__What this task involves__: In the records below, find each line containing the word "documentary" and copy it.

__A run of records__:
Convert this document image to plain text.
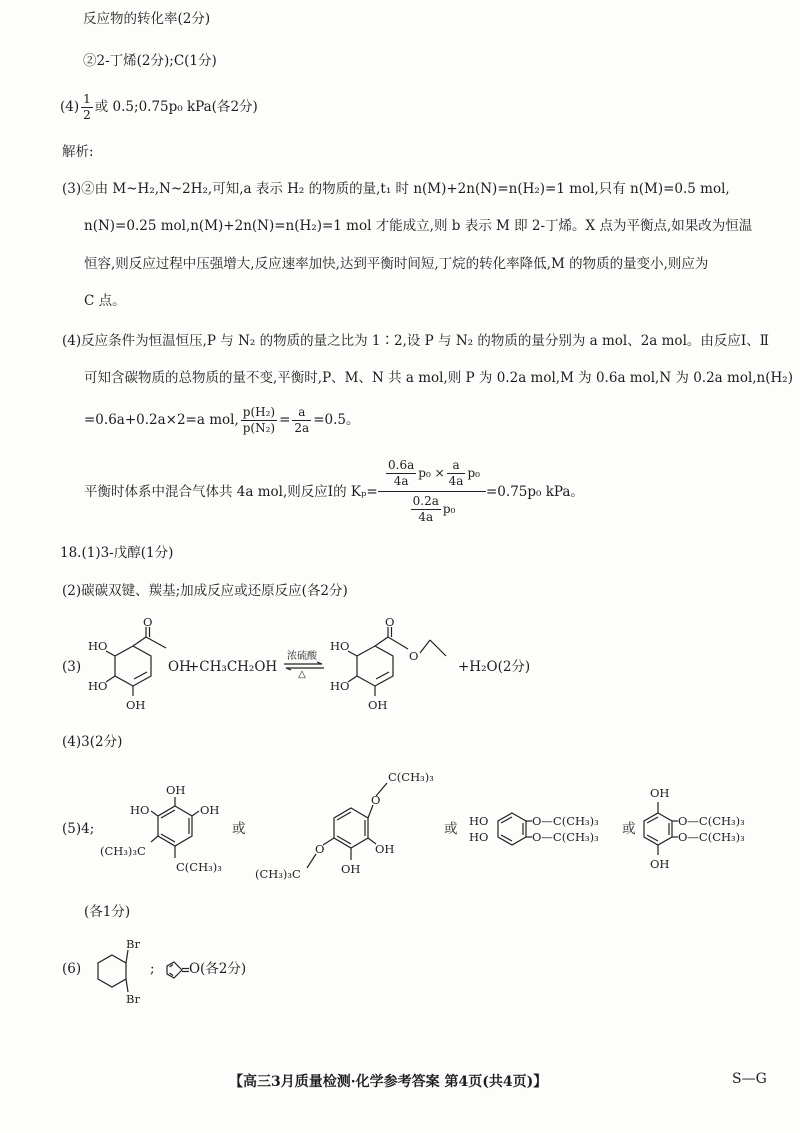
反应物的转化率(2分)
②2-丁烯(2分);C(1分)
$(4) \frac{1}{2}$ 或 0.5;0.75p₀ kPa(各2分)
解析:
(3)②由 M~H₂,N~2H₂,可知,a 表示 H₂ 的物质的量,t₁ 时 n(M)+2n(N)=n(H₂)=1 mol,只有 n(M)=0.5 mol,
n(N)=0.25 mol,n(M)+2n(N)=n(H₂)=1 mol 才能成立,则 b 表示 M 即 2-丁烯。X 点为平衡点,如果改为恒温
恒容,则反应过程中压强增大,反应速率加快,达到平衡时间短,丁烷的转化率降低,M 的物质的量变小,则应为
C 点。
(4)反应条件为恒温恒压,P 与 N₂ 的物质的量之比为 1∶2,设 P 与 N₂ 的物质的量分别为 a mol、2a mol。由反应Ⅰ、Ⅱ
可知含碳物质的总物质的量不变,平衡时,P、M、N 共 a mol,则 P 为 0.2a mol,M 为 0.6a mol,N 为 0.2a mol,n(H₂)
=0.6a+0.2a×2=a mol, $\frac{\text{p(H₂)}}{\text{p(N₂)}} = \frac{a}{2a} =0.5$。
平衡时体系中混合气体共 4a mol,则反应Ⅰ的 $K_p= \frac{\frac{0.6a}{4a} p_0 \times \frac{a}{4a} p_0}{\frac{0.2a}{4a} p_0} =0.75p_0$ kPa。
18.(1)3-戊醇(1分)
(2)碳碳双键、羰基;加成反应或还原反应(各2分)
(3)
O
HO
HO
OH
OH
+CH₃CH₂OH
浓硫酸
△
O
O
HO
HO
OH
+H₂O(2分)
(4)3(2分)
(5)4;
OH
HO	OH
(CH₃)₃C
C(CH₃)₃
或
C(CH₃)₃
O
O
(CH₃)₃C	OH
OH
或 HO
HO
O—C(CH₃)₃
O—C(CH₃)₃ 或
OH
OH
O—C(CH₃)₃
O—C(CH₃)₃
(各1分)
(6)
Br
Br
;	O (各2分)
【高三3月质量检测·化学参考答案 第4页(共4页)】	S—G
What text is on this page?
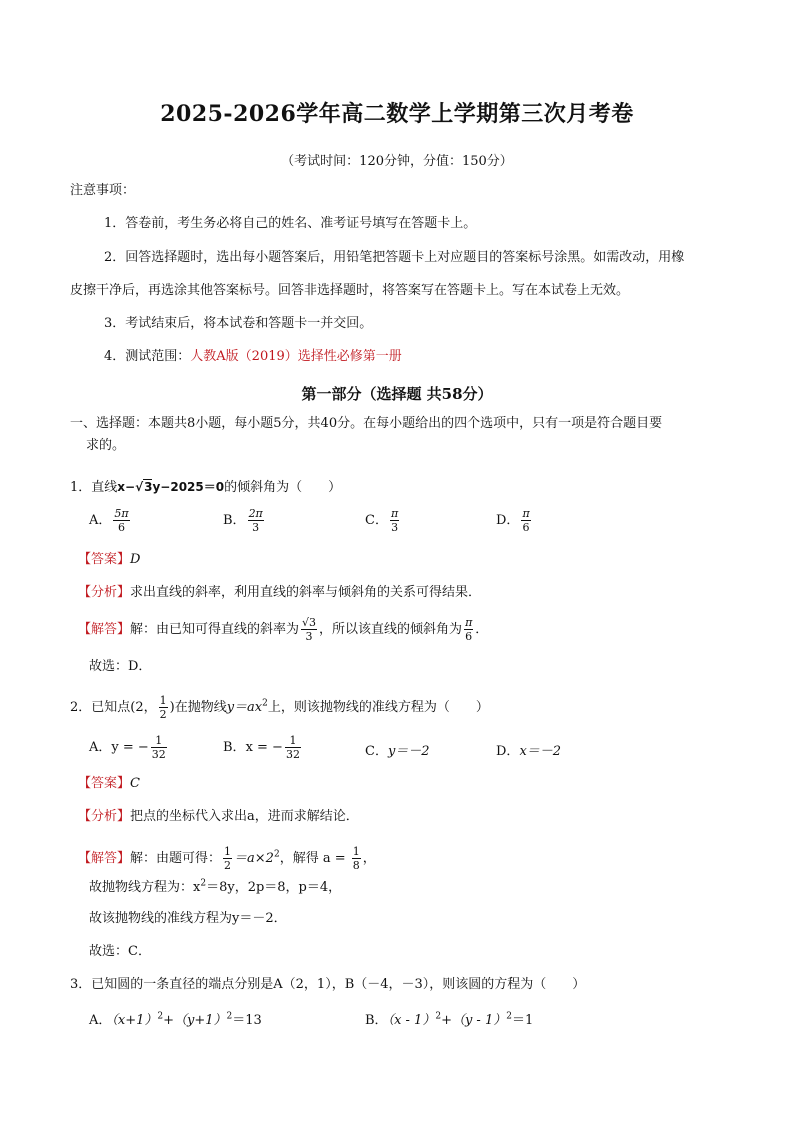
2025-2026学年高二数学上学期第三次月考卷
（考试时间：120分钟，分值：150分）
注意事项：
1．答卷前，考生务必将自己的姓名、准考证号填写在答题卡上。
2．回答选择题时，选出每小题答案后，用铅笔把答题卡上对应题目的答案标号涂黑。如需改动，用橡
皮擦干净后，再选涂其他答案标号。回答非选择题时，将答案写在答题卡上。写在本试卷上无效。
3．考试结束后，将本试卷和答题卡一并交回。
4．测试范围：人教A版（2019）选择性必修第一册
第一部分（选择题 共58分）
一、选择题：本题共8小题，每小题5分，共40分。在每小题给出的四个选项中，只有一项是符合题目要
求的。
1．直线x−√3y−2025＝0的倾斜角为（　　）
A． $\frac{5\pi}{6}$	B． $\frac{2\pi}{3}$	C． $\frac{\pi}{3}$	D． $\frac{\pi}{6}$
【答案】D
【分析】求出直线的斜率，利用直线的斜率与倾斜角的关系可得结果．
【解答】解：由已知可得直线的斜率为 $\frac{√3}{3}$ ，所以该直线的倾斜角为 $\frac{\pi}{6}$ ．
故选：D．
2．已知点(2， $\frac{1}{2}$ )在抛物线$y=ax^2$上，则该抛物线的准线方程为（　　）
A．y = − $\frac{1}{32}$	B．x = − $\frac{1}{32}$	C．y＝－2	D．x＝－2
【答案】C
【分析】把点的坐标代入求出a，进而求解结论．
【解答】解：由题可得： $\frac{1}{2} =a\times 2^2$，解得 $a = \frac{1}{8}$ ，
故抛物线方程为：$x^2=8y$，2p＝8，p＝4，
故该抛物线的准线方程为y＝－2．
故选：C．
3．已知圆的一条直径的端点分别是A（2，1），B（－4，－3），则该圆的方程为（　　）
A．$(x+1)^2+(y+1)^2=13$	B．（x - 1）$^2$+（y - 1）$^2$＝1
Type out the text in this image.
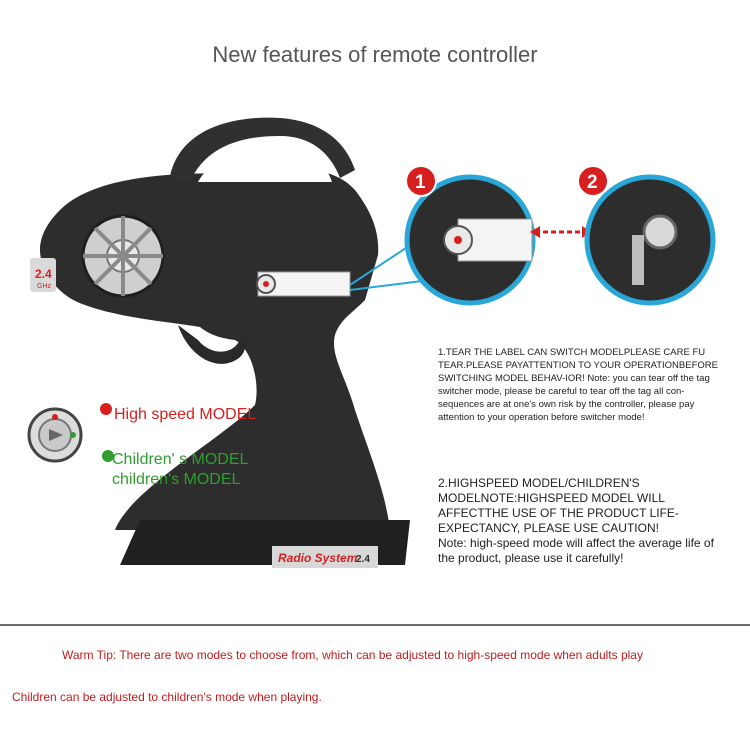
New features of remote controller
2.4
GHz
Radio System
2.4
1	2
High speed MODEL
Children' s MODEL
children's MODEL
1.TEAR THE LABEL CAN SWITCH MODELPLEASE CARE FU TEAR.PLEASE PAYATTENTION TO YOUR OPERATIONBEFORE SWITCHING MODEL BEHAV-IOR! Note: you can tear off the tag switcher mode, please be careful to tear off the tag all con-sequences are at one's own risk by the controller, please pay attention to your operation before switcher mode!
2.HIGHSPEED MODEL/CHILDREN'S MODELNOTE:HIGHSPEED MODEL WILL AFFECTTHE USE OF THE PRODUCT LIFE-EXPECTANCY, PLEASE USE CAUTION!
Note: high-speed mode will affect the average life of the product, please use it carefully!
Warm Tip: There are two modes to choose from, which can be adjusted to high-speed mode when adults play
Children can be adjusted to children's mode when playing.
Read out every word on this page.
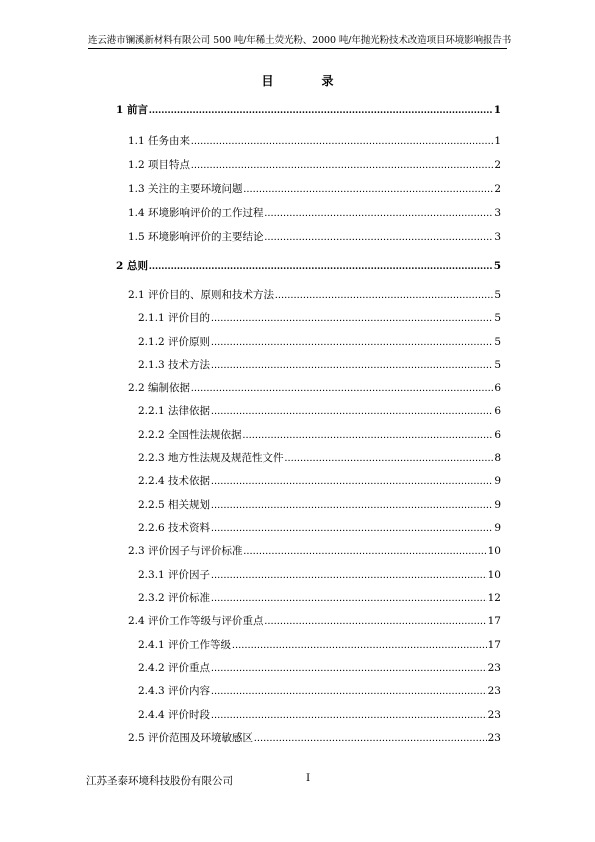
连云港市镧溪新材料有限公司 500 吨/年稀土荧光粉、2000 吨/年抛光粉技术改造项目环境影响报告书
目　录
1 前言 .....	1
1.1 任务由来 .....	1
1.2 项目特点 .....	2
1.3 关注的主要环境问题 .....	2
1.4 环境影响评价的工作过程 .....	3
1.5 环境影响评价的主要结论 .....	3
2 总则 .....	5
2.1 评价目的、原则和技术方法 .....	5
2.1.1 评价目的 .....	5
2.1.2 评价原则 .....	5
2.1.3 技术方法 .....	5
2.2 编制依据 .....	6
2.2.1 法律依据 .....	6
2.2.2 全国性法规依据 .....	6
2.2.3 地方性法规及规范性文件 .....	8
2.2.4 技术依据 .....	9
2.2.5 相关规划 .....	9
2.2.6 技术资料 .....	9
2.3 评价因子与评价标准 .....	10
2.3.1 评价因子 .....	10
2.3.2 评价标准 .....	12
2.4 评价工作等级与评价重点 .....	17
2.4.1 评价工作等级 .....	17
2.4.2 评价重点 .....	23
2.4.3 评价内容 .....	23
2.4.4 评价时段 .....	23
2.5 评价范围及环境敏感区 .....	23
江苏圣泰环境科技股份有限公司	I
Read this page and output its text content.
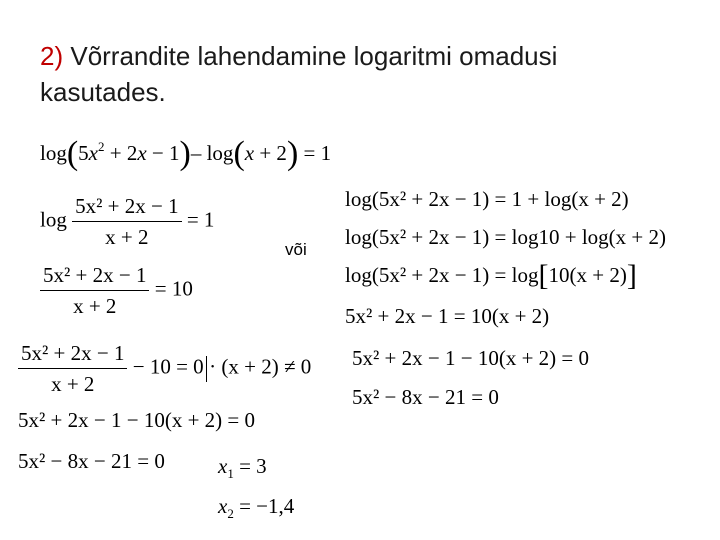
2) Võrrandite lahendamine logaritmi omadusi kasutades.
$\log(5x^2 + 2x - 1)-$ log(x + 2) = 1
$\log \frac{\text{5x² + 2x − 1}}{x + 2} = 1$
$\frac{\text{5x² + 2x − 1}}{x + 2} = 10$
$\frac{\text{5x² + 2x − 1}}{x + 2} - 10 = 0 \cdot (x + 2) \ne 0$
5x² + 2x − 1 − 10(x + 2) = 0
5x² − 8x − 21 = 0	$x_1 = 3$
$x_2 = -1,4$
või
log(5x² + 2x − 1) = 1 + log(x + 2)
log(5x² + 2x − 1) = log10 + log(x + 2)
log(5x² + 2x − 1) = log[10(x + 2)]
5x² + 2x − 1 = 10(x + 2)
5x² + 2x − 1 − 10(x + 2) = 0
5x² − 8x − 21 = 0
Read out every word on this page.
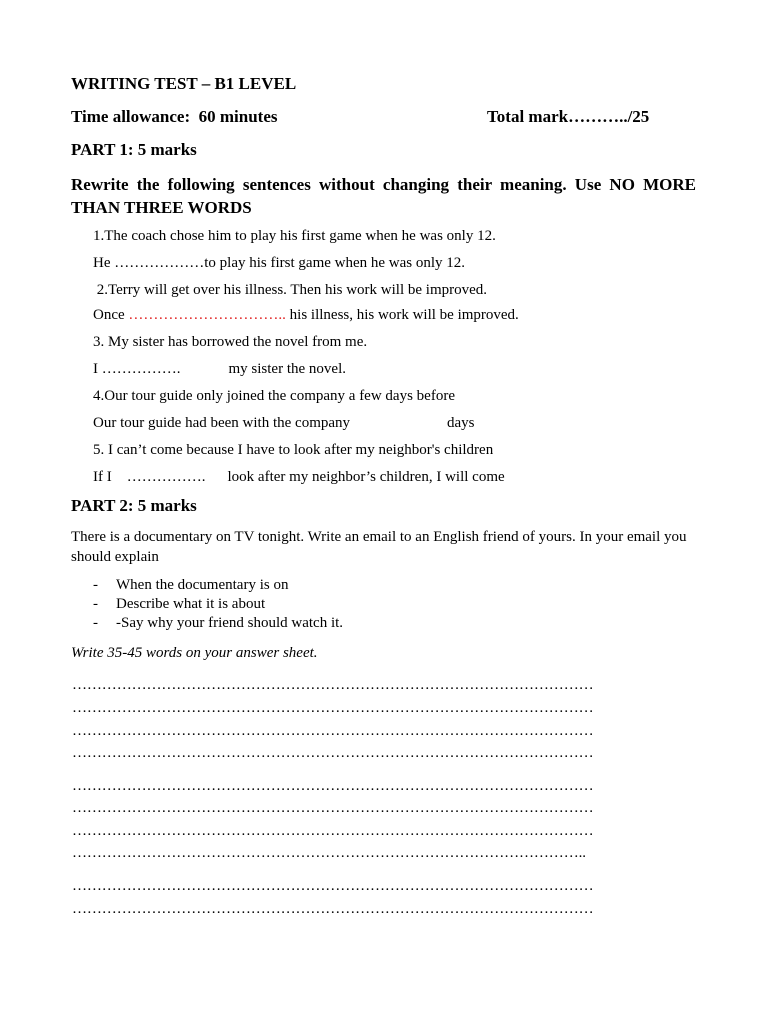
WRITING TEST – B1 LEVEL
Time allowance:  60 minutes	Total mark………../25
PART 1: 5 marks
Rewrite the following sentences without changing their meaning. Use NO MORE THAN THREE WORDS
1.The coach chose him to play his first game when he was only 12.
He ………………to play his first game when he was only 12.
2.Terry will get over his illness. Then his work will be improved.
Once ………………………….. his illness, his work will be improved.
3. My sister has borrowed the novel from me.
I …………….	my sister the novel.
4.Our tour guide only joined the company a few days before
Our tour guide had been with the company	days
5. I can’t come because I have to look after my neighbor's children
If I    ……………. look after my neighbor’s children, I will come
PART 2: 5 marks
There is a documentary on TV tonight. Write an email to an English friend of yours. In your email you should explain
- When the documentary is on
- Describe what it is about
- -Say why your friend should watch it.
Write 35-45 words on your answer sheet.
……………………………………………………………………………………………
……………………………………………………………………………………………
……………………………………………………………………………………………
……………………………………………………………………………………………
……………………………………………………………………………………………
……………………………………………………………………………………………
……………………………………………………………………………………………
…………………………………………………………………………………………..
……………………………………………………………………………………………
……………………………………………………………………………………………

__Response__:
There is a documentary on TV tonight. Write an email to an English friend of yours. In your email you should explain
- When the documentary is on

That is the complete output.